• Given request
State the number of lines that hold the string "record", with nothing added.

* Start *

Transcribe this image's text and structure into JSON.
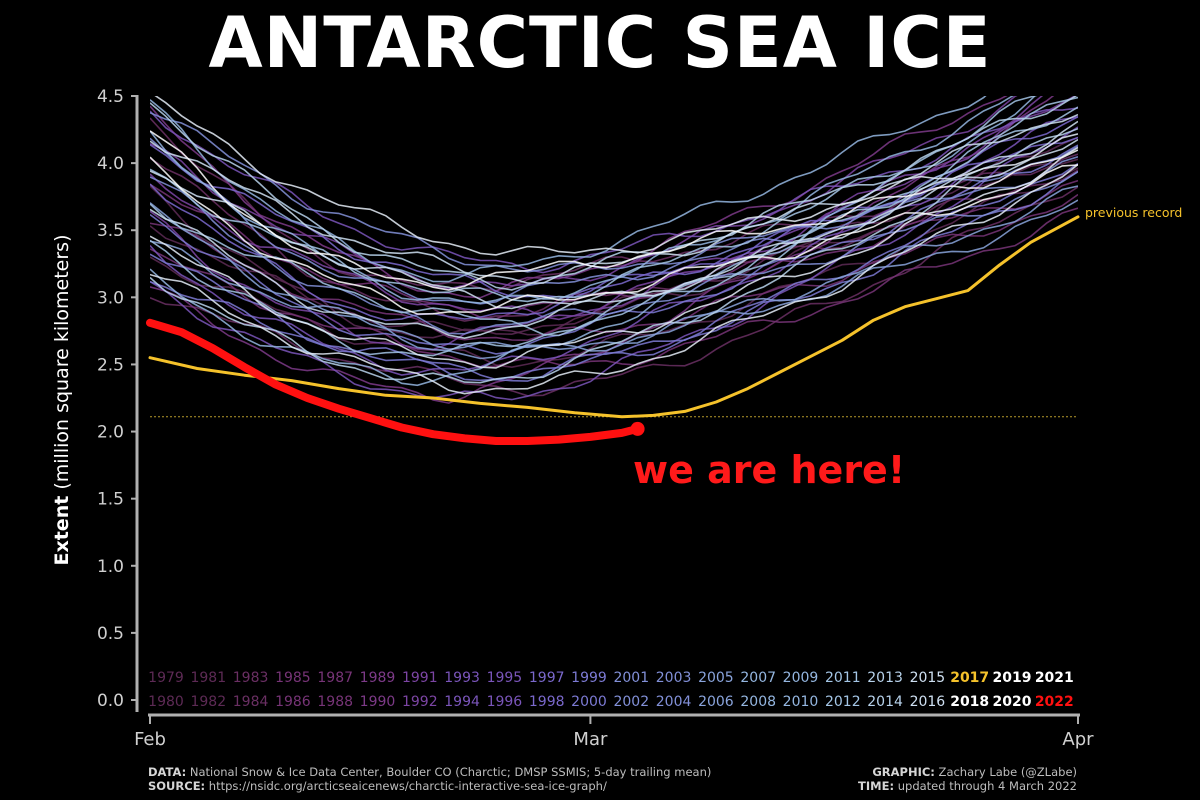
{
  "title": "ANTARCTIC SEA ICE",
  "y_axis": {
    "bold": "Extent",
    "rest": " (million square kilometers)"
  },
  "annotations": {
    "here": "we are here!",
    "record": "previous record"
  },
  "footer": {
    "data_label": "DATA:",
    "data_text": " National Snow & Ice Data Center, Boulder CO (Charctic; DMSP SSMIS; 5-day trailing mean)",
    "source_label": "SOURCE:",
    "source_text": " https://nsidc.org/arcticseaicenews/charctic-interactive-sea-ice-graph/",
    "graphic_label": "GRAPHIC:",
    "graphic_text": " Zachary Labe (@ZLabe)",
    "time_label": "TIME:",
    "time_text": " updated through 4 March 2022"
  },
  "colors": {
    "background": "#000000",
    "record": "#f5c22b",
    "current": "#ff1010",
    "axis": "#b0b0b0"
  },
  "chart_data": {
    "type": "line",
    "x_ticks": [
      "Feb",
      "Mar",
      "Apr"
    ],
    "y_ticks": [
      "0.0",
      "0.5",
      "1.0",
      "1.5",
      "2.0",
      "2.5",
      "3.0",
      "3.5",
      "4.0",
      "4.5"
    ],
    "ylim": [
      0,
      4.5
    ],
    "xlim_days": [
      0,
      59
    ],
    "reference_line": {
      "y": 2.11,
      "note": "record minimum level (dotted)"
    },
    "legend_years_row1": [
      "1979",
      "1981",
      "1983",
      "1985",
      "1987",
      "1989",
      "1991",
      "1993",
      "1995",
      "1997",
      "1999",
      "2001",
      "2003",
      "2005",
      "2007",
      "2009",
      "2011",
      "2013",
      "2015",
      "2017",
      "2019",
      "2021"
    ],
    "legend_years_row2": [
      "1980",
      "1982",
      "1984",
      "1986",
      "1988",
      "1990",
      "1992",
      "1994",
      "1996",
      "1998",
      "2000",
      "2002",
      "2004",
      "2006",
      "2008",
      "2010",
      "2012",
      "2014",
      "2016",
      "2018",
      "2020",
      "2022"
    ],
    "highlight": {
      "2017": {
        "x": [
          0,
          3,
          6,
          9,
          12,
          15,
          18,
          21,
          24,
          27,
          30,
          32,
          34,
          36,
          38,
          40,
          42,
          44,
          46,
          48,
          50,
          52,
          54,
          56,
          59
        ],
        "y": [
          2.55,
          2.47,
          2.42,
          2.38,
          2.32,
          2.27,
          2.25,
          2.21,
          2.18,
          2.14,
          2.11,
          2.12,
          2.15,
          2.22,
          2.32,
          2.44,
          2.56,
          2.68,
          2.83,
          2.93,
          2.99,
          3.05,
          3.24,
          3.41,
          3.6
        ]
      },
      "2022": {
        "x": [
          0,
          2,
          4,
          6,
          8,
          10,
          12,
          14,
          16,
          18,
          20,
          22,
          24,
          26,
          28,
          30,
          31
        ],
        "y": [
          2.81,
          2.74,
          2.62,
          2.48,
          2.35,
          2.25,
          2.17,
          2.1,
          2.03,
          1.98,
          1.95,
          1.93,
          1.93,
          1.94,
          1.96,
          1.99,
          2.02
        ]
      }
    },
    "background_years": "1979-2021 daily extent curves, approx. ranges: Feb 1 2.9-4.5, Feb 20 2.3-3.8, Apr 1 3.6-4.5"
  }
}
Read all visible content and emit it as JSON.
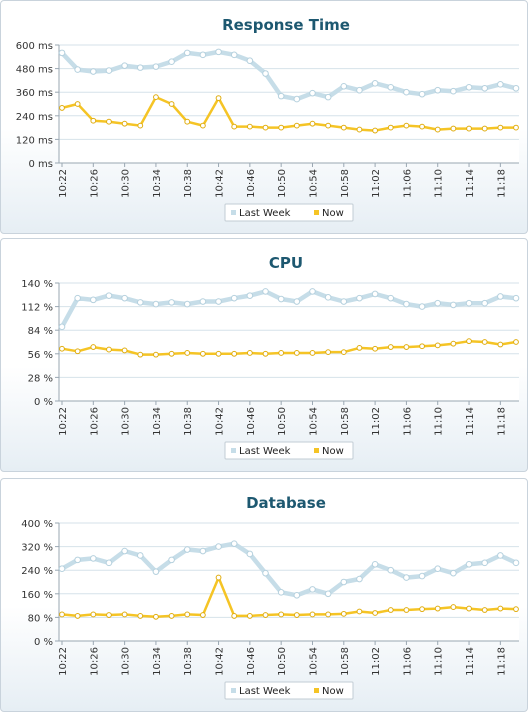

* End *

• Answer to the exercise
3